» What is asked: Set out every line bearing the string "screenshot".

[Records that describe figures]
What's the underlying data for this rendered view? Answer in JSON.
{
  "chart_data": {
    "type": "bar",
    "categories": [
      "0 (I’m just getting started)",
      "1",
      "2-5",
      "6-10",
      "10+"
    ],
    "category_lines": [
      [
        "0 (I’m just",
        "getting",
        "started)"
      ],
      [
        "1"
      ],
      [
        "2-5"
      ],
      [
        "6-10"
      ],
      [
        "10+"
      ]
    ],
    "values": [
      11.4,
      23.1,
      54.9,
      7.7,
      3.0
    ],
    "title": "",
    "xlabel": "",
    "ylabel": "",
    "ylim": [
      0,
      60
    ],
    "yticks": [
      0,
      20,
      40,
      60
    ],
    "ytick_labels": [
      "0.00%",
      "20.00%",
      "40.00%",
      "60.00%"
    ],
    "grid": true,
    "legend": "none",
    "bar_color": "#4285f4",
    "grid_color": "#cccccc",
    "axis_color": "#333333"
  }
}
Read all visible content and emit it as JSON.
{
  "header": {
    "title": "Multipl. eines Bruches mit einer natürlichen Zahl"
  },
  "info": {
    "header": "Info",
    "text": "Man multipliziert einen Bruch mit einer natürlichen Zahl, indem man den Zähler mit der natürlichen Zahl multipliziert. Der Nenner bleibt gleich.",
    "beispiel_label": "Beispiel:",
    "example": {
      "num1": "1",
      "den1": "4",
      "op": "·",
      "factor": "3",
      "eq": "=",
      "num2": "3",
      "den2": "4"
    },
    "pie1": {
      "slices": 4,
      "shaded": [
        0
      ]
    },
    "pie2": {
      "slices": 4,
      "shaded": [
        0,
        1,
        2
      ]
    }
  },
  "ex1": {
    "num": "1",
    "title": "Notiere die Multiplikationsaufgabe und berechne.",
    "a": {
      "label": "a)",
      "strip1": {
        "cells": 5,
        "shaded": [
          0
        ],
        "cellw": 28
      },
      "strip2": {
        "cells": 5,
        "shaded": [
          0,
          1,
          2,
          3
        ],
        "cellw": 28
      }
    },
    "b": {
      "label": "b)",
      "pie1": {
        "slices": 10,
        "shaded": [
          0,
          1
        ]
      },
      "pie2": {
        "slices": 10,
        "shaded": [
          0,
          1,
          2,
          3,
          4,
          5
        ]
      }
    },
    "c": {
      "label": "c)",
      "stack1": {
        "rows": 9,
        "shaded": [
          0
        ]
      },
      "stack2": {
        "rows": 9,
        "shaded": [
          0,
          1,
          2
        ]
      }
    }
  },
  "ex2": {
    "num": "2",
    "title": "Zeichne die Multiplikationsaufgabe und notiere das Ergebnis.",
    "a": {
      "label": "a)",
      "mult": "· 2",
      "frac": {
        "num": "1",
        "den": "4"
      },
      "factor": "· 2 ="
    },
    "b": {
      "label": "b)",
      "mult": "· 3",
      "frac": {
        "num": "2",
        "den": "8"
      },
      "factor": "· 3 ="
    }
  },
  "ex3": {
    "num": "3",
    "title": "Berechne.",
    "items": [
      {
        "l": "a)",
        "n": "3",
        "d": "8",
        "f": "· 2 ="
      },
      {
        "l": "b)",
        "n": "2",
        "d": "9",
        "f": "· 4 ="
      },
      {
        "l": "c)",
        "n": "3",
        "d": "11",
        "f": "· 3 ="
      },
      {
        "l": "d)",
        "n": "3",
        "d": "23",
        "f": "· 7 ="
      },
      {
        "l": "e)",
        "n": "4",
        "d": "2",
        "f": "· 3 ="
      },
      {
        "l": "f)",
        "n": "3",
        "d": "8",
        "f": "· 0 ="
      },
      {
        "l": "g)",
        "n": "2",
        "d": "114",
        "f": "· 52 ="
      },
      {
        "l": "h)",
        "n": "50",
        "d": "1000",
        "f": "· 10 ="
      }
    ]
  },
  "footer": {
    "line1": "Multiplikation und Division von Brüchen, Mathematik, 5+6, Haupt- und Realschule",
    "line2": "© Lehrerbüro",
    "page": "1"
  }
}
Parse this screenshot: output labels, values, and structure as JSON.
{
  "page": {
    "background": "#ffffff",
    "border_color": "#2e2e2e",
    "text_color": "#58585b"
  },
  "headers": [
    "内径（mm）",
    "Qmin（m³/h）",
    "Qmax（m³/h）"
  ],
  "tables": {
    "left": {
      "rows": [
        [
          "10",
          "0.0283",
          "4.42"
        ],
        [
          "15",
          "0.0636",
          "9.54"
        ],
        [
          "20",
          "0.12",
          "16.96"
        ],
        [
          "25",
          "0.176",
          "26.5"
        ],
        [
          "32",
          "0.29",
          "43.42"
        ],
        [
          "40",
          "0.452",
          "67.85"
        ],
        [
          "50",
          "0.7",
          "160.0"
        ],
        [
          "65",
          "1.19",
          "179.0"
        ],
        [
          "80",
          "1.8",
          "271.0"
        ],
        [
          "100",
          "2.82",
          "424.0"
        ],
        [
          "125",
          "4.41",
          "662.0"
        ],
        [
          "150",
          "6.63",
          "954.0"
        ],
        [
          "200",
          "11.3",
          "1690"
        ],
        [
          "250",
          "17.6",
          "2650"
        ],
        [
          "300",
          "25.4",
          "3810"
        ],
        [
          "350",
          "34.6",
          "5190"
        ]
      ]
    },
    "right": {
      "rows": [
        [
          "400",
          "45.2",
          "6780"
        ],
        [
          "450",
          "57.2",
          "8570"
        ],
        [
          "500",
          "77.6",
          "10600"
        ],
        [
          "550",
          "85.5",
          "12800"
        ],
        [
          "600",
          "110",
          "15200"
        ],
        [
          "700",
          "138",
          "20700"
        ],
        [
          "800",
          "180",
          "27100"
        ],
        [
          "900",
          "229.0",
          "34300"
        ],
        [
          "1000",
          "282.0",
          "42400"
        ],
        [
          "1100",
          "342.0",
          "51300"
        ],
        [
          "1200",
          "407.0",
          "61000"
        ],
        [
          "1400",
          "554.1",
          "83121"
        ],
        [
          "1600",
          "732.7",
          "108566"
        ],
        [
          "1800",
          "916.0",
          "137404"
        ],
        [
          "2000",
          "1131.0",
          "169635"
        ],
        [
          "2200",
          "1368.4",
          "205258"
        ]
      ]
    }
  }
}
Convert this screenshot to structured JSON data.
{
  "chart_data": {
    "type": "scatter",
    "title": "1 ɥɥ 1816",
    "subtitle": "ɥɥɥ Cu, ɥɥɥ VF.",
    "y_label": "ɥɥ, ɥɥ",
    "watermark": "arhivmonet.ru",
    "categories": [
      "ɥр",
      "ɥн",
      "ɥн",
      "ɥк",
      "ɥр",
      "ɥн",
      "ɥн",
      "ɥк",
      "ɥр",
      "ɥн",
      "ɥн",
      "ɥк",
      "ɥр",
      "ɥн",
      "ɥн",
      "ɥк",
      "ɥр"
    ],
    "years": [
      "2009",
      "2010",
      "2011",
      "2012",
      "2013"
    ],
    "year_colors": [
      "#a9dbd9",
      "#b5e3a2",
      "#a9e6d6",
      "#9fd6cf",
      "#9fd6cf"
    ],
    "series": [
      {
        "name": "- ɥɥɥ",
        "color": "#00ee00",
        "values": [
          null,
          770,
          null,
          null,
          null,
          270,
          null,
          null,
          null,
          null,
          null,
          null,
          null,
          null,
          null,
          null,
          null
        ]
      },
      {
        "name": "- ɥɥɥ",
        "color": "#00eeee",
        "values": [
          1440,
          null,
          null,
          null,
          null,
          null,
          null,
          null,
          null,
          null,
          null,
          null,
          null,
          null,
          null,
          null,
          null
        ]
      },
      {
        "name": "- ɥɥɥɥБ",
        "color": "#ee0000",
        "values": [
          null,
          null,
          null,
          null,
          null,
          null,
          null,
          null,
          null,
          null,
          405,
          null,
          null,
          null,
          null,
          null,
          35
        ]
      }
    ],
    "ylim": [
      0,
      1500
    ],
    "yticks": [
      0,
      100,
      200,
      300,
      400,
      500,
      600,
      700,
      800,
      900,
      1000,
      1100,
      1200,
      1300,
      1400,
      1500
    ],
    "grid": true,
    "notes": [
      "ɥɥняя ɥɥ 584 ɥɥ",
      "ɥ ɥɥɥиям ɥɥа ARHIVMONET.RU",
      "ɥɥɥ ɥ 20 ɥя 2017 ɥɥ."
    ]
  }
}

» Written answer:
Parse this screenshot: output labels, values, and structure as JSON.
Convert this screenshot to structured JSON data.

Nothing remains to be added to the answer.